* REQUIREMENTS
Repeat, exactly and in full, the lines of the listing below, but without any pictures.

== PROVIDED RECORDS

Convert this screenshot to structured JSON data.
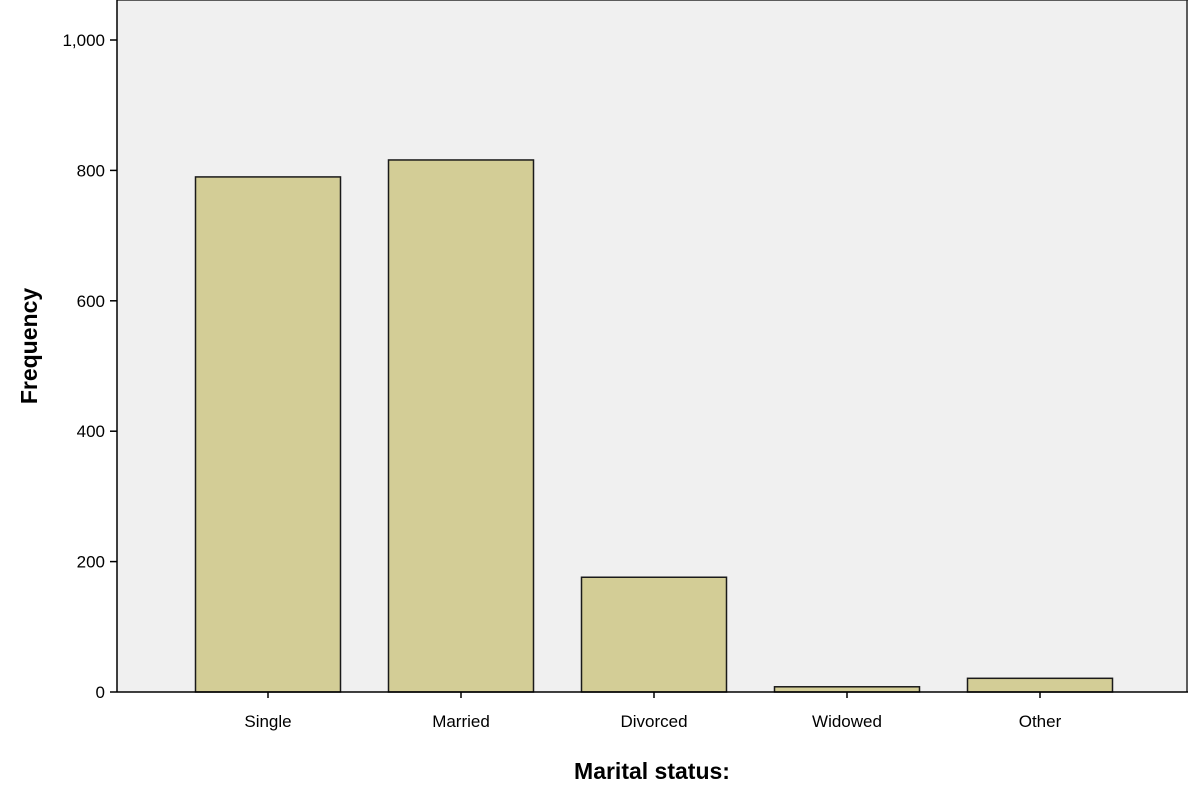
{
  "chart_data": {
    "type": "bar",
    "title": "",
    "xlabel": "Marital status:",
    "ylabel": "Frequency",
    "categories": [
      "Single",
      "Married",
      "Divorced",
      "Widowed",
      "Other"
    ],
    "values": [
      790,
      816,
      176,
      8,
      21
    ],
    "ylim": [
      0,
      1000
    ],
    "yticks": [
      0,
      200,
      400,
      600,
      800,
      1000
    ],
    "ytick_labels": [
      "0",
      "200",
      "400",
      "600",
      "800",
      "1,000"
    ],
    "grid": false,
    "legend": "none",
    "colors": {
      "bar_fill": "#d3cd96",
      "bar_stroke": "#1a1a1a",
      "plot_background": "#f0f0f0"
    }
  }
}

====

* OUTPUT OF THE EXERCISE
Convert this screenshot to structured JSON data.
{
  "chart_data": {
    "type": "bar",
    "title": "",
    "xlabel": "Marital status:",
    "ylabel": "Frequency",
    "categories": [
      "Single",
      "Married",
      "Divorced",
      "Widowed",
      "Other"
    ],
    "values": [
      790,
      816,
      176,
      8,
      21
    ],
    "ylim": [
      0,
      1000
    ],
    "yticks": [
      0,
      200,
      400,
      600,
      800,
      1000
    ],
    "ytick_labels": [
      "0",
      "200",
      "400",
      "600",
      "800",
      "1,000"
    ],
    "grid": false,
    "legend": "none",
    "colors": {
      "bar_fill": "#d3cd96",
      "bar_stroke": "#1a1a1a",
      "plot_background": "#f0f0f0"
    }
  }
}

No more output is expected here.